• **The request**:
Identify and copy all lines of the material where the string "type" is found.

• **Data in this exercise**:
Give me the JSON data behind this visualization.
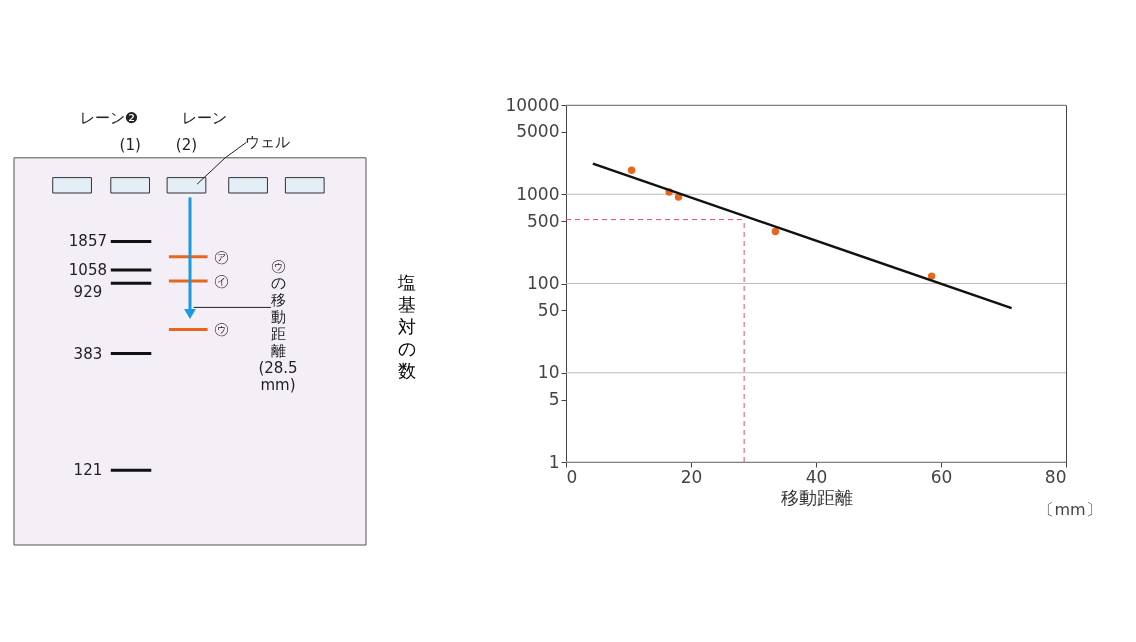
{
  "chart_data": [
    {
      "type": "other",
      "annotations": [
        "レーン❷",
        "(1)",
        "レーン",
        "(2)",
        "ウェル",
        "1857",
        "1058",
        "929",
        "383",
        "121",
        "㋐",
        "㋑",
        "㋒",
        "㋒の移動距離(28.5mm)"
      ]
    },
    {
      "type": "scatter",
      "xlabel": "移動距離",
      "ylabel": "塩基対の数",
      "annotations": [
        "〔mm〕"
      ],
      "log": "y",
      "xlim": [
        0,
        80
      ],
      "ylim": [
        1,
        10000
      ],
      "xticks": [
        0,
        20,
        40,
        60,
        80
      ],
      "yticks": [
        1,
        5,
        10,
        50,
        100,
        500,
        1000,
        5000,
        10000
      ],
      "grid": "y",
      "series": [
        {
          "type": "scatter",
          "marker": "circle",
          "color": "#e8661c",
          "x": [
            10.5,
            16.5,
            18,
            33.5,
            58.5
          ],
          "values": [
            1857,
            1058,
            929,
            383,
            121
          ]
        },
        {
          "type": "line",
          "marker": "none",
          "color": "#111111",
          "x": [
            4.3,
            71.3
          ],
          "values": [
            2200,
            53
          ]
        }
      ],
      "ref_lines": [
        {
          "axis": "x",
          "value": 28.5,
          "color": "#e8437a",
          "line_style": "dashed"
        },
        {
          "axis": "y",
          "value": 520,
          "color": "#e8437a",
          "line_style": "dashed"
        }
      ]
    }
  ]
}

• **Right answer**:
      "type": "other",
      "type": "scatter",
          "type": "scatter",
          "type": "line",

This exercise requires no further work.